→ Task goal:
Check every line below for the word "JSON" and show those that hold it.
....
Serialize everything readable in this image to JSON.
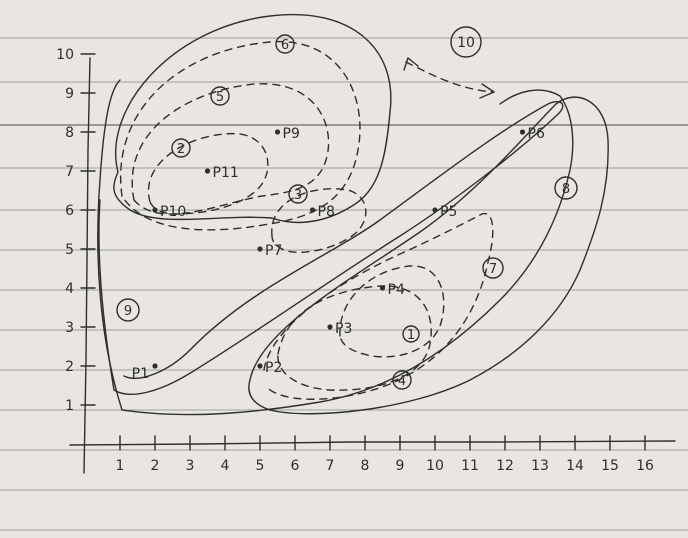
{
  "axes": {
    "x_ticks": [
      "1",
      "2",
      "3",
      "4",
      "5",
      "6",
      "7",
      "8",
      "9",
      "10",
      "11",
      "12",
      "13",
      "14",
      "15",
      "16"
    ],
    "y_ticks": [
      "1",
      "2",
      "3",
      "4",
      "5",
      "6",
      "7",
      "8",
      "9",
      "10"
    ]
  },
  "points": [
    {
      "label": "P1",
      "x": 2,
      "y": 2
    },
    {
      "label": "P2",
      "x": 5,
      "y": 2
    },
    {
      "label": "P3",
      "x": 7,
      "y": 3
    },
    {
      "label": "P4",
      "x": 8.5,
      "y": 4
    },
    {
      "label": "P5",
      "x": 10,
      "y": 6
    },
    {
      "label": "P6",
      "x": 12.5,
      "y": 8
    },
    {
      "label": "P7",
      "x": 5,
      "y": 5
    },
    {
      "label": "P8",
      "x": 6.5,
      "y": 6
    },
    {
      "label": "P9",
      "x": 5.5,
      "y": 8
    },
    {
      "label": "P10",
      "x": 2,
      "y": 6
    },
    {
      "label": "P11",
      "x": 3.5,
      "y": 7
    }
  ],
  "cluster_markers": [
    "1",
    "2",
    "3",
    "4",
    "5",
    "6",
    "7",
    "8",
    "9",
    "10"
  ]
}
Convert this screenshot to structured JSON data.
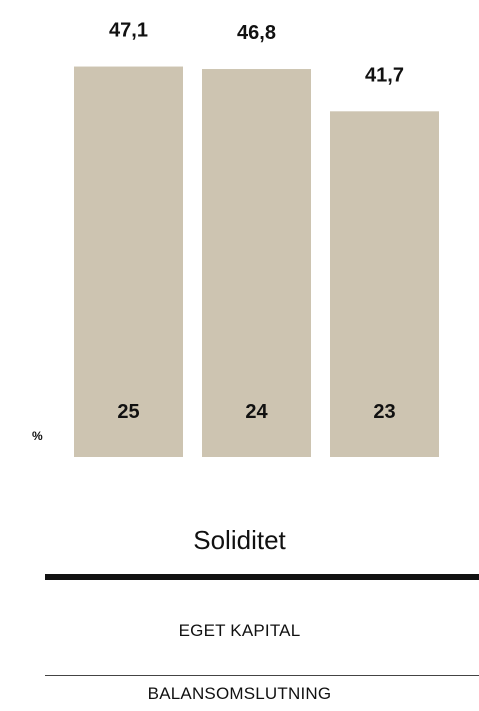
{
  "chart_data": {
    "type": "bar",
    "title": "Soliditet",
    "unit": "%",
    "categories": [
      "25",
      "24",
      "23"
    ],
    "values": [
      47.1,
      46.8,
      41.7
    ],
    "value_labels": [
      "47,1",
      "46,8",
      "41,7"
    ],
    "bar_color": "#cdc4b1",
    "grid": false
  },
  "legend": {
    "items": [
      "EGET KAPITAL",
      "BALANSOMSLUTNING"
    ]
  }
}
....
→ Exercise solution:
Serialize everything readable in this image to JSON.
Convert this screenshot to structured JSON data.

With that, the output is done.